__Material supplied__:
-*-*-
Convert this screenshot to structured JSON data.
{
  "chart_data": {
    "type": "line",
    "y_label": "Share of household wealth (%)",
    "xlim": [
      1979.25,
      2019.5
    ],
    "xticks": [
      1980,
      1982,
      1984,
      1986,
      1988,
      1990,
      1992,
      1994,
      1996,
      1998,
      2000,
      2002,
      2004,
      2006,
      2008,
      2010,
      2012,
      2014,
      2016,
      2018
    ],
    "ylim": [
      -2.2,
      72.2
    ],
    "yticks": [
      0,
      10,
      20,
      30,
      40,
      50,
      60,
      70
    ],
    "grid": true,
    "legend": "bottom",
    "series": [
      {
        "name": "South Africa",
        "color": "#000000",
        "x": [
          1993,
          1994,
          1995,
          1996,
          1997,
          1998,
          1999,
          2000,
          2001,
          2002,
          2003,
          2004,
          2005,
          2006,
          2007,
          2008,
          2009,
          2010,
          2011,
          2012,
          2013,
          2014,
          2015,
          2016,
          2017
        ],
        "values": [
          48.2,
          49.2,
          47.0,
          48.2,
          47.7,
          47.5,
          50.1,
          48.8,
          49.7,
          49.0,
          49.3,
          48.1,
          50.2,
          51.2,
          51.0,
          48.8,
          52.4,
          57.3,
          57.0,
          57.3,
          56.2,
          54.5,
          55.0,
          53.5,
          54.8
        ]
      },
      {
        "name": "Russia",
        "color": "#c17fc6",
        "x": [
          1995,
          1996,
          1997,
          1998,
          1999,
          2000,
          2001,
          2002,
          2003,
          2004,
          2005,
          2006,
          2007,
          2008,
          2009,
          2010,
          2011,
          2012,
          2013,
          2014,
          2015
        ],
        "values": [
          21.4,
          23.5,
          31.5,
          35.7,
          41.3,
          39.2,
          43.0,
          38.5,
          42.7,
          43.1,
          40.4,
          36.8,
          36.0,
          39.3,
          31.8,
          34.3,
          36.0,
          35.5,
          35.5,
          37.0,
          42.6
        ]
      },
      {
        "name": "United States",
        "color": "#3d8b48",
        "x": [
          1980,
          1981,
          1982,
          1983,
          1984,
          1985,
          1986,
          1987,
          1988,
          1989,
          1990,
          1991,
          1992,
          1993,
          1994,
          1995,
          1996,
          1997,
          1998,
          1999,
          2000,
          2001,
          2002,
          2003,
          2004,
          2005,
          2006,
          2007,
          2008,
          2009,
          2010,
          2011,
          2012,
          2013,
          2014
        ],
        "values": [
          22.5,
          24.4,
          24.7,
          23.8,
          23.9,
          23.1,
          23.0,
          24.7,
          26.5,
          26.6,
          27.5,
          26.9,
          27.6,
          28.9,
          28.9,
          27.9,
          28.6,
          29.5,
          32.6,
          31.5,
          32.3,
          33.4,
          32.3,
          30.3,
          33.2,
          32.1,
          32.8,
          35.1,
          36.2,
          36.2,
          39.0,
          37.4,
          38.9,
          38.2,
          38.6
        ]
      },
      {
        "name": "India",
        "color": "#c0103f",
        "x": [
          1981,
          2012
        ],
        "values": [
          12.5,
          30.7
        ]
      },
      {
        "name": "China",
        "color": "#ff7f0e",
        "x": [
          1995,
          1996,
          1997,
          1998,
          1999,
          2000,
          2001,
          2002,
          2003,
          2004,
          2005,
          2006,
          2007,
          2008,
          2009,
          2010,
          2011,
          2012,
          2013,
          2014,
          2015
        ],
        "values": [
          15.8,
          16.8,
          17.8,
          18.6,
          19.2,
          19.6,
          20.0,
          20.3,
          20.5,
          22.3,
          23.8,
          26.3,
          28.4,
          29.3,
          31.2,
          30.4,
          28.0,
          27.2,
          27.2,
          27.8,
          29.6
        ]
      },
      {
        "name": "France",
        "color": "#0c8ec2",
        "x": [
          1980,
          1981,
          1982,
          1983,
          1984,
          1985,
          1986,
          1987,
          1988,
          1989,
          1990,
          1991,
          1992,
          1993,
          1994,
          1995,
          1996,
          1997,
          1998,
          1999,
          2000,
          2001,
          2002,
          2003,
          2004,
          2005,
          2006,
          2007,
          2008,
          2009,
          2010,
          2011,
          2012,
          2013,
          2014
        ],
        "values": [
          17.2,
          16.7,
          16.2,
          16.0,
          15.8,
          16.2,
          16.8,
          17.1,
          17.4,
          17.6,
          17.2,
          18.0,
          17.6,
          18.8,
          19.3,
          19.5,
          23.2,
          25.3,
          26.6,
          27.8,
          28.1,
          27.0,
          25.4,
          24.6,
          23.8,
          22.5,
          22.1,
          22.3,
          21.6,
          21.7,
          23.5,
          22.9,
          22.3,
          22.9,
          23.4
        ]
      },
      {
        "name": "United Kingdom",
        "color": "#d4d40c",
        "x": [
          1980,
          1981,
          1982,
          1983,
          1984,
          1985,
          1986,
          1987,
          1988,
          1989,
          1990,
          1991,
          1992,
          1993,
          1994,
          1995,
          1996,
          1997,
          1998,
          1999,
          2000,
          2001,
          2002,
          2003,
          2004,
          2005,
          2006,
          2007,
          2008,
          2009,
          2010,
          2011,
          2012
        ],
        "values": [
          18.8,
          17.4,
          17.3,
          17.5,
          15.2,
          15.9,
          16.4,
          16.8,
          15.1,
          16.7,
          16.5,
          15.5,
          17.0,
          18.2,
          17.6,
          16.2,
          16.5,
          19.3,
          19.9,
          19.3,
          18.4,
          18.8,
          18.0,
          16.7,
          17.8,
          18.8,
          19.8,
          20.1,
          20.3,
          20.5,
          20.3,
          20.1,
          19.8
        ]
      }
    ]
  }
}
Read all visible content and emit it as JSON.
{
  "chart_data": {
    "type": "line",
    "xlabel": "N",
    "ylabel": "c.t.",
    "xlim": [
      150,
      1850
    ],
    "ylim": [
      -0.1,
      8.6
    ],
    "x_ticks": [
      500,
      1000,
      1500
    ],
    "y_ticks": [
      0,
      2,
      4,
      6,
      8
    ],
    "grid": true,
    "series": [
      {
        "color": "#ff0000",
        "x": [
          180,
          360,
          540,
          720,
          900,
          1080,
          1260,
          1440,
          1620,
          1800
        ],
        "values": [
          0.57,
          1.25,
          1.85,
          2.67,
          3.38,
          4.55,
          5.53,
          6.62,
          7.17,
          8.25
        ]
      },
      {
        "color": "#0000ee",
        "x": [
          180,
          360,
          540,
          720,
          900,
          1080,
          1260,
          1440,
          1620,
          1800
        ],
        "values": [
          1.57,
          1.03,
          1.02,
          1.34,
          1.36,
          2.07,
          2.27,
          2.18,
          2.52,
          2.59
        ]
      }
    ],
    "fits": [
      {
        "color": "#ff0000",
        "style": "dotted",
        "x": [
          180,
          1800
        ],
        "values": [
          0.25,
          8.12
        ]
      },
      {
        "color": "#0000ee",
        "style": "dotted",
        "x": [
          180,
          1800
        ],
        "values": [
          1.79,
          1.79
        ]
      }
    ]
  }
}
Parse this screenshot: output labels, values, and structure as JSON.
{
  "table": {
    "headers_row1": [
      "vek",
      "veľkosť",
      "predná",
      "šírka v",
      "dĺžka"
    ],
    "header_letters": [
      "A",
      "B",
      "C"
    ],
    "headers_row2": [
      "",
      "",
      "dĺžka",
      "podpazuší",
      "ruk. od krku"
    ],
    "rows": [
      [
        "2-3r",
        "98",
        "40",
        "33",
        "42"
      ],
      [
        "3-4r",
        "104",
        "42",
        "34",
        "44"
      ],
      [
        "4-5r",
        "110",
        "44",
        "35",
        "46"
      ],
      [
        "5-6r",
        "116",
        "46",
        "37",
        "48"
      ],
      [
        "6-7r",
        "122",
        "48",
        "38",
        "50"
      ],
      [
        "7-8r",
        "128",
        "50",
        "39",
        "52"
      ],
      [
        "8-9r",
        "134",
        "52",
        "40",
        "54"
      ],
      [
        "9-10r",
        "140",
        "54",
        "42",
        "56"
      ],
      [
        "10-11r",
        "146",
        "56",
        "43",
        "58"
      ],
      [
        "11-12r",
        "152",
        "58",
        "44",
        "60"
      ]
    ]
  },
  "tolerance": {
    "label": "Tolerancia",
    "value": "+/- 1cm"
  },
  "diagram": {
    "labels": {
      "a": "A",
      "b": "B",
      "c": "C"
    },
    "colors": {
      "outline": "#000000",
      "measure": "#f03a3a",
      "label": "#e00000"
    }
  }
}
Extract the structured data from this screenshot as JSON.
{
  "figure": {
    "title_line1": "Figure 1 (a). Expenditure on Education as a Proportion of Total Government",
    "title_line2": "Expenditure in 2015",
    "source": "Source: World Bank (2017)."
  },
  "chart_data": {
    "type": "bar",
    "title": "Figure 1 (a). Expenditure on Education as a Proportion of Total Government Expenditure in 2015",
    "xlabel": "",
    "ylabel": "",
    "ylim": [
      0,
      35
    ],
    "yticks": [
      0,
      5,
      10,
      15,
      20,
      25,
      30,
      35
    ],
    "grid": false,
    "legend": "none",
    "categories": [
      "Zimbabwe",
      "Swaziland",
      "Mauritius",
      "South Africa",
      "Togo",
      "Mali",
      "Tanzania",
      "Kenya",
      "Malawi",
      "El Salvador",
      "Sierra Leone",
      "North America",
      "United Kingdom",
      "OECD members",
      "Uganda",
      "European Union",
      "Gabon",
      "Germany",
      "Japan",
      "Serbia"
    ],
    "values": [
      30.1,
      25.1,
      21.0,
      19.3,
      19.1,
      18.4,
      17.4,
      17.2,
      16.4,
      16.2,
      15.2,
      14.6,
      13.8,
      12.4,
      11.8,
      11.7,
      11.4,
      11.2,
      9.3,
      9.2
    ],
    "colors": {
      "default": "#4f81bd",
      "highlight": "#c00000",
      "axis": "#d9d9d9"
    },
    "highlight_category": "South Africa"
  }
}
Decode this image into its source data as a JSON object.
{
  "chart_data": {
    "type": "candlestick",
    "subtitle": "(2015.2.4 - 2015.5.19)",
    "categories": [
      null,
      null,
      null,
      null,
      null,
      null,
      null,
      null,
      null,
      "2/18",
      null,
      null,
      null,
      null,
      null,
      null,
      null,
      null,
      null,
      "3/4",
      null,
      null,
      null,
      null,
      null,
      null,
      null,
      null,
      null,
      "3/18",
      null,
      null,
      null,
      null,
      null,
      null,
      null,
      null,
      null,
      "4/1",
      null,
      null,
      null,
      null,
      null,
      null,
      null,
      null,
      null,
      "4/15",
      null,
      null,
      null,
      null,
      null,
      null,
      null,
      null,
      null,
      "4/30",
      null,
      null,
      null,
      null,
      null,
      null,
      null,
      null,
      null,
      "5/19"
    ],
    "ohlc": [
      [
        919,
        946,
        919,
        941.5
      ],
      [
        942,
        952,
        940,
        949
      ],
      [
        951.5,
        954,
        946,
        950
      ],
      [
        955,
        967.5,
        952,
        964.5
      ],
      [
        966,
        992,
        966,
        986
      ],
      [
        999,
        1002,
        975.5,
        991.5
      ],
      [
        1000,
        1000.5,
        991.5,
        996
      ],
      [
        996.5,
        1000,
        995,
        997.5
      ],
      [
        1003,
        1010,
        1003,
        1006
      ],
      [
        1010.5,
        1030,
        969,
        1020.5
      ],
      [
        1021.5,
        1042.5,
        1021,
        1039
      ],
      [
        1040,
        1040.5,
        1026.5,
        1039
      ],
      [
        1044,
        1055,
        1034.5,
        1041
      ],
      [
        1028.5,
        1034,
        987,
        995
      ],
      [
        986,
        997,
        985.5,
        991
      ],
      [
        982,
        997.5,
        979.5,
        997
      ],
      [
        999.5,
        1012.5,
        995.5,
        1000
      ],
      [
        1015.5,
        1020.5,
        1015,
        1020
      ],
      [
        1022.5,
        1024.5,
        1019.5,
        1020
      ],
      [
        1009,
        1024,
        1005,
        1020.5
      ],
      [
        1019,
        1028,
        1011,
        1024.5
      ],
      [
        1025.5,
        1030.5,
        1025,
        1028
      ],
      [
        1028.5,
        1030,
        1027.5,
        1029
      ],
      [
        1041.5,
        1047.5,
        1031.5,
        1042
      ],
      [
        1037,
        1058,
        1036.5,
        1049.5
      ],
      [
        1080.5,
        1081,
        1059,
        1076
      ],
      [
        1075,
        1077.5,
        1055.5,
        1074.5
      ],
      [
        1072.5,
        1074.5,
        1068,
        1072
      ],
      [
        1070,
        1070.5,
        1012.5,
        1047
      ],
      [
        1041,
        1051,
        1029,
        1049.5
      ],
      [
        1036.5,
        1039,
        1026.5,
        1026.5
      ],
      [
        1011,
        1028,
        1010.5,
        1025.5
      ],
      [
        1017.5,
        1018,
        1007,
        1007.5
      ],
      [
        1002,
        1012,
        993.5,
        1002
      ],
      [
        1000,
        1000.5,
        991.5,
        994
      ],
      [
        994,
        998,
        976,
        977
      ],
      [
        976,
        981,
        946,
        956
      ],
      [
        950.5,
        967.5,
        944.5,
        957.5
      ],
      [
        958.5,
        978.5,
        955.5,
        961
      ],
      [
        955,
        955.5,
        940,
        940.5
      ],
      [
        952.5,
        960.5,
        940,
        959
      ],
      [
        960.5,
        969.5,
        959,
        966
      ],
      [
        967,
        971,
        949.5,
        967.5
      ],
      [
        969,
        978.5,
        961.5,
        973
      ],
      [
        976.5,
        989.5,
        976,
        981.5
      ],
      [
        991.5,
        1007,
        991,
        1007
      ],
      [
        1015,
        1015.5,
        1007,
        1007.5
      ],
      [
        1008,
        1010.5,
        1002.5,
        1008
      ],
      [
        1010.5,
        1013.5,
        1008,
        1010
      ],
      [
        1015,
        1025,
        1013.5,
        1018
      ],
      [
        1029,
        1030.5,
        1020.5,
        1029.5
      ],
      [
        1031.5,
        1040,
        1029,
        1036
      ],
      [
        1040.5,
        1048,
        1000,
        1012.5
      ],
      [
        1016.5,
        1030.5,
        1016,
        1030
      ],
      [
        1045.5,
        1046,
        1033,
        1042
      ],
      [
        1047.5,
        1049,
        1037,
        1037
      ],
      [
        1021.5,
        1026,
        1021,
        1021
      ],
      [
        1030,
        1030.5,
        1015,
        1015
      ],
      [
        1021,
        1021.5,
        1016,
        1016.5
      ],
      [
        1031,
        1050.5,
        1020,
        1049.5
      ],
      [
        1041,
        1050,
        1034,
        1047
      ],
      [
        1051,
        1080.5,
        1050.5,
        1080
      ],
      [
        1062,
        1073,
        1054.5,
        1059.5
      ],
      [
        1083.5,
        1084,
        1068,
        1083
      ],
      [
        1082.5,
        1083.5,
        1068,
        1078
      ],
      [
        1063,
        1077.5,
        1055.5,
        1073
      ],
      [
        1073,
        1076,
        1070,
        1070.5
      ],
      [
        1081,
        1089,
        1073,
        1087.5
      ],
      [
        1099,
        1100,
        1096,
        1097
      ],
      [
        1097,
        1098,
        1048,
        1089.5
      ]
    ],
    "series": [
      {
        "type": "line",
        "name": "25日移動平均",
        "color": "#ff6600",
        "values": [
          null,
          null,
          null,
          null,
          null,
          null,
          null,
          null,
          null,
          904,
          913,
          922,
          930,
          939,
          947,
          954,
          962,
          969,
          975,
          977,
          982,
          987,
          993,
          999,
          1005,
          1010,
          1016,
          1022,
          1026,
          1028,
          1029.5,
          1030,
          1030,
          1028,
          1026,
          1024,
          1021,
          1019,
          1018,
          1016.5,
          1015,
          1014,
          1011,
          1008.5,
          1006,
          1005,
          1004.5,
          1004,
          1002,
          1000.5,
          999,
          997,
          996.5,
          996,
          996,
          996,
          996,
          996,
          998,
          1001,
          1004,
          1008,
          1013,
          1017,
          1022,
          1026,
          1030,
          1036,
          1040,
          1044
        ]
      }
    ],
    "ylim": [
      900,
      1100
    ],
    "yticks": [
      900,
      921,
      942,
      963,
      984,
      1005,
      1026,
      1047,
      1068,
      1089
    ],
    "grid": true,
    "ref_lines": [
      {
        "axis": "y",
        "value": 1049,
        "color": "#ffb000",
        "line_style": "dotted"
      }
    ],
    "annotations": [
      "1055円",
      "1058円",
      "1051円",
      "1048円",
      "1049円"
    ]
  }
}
-*-*-
__Instructions for the task__: Count the lines in the entries that hold the word "JSON", and give nothing but the total.

__Written answer__: 5